Collection entries:

--- Start ---

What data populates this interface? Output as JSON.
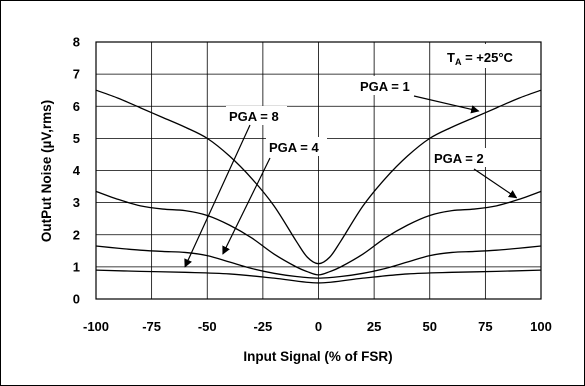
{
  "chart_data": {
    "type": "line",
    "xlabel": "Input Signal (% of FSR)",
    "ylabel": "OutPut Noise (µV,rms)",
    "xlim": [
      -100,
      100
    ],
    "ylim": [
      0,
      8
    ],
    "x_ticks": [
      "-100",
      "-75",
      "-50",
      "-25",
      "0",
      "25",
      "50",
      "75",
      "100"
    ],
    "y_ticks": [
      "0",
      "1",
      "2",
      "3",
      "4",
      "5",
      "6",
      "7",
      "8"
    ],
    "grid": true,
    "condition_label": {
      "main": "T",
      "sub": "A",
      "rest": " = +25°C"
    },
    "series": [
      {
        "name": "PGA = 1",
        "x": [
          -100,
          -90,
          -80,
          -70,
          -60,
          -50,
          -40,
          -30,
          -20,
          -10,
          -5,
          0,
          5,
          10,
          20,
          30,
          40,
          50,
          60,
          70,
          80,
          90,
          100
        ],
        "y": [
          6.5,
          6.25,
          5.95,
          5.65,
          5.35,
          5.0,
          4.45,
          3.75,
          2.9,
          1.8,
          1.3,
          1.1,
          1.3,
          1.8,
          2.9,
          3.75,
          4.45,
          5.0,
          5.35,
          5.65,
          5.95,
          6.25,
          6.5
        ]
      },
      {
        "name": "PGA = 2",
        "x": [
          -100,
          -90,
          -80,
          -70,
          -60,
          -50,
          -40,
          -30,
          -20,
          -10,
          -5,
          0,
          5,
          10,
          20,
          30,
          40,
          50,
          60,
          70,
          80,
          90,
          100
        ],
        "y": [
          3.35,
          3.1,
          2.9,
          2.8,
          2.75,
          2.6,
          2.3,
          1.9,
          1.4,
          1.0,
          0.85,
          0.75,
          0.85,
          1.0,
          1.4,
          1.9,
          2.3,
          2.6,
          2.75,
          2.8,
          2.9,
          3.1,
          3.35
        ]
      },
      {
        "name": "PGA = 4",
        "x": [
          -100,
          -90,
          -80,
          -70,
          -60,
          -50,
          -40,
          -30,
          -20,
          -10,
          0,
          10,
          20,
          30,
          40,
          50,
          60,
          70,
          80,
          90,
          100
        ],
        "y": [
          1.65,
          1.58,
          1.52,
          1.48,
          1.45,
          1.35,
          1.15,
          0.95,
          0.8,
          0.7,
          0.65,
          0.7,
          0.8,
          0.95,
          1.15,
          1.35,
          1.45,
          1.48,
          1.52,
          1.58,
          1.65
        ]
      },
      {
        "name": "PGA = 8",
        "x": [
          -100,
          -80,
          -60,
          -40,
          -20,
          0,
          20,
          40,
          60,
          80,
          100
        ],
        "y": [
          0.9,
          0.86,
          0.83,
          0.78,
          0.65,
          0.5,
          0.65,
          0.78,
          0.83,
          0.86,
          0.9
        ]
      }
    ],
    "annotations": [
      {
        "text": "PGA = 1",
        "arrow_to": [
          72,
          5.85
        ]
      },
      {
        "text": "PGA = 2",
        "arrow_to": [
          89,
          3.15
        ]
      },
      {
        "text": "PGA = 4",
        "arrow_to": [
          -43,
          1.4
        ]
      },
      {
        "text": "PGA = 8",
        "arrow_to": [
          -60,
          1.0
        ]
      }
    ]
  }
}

--- End ---

▶ **REQUEST**
Pull out all lines containing "name".

▶ **SOLUTION FOR THIS TASK**
        "name": "PGA = 1",
        "name": "PGA = 2",
        "name": "PGA = 4",
        "name": "PGA = 8",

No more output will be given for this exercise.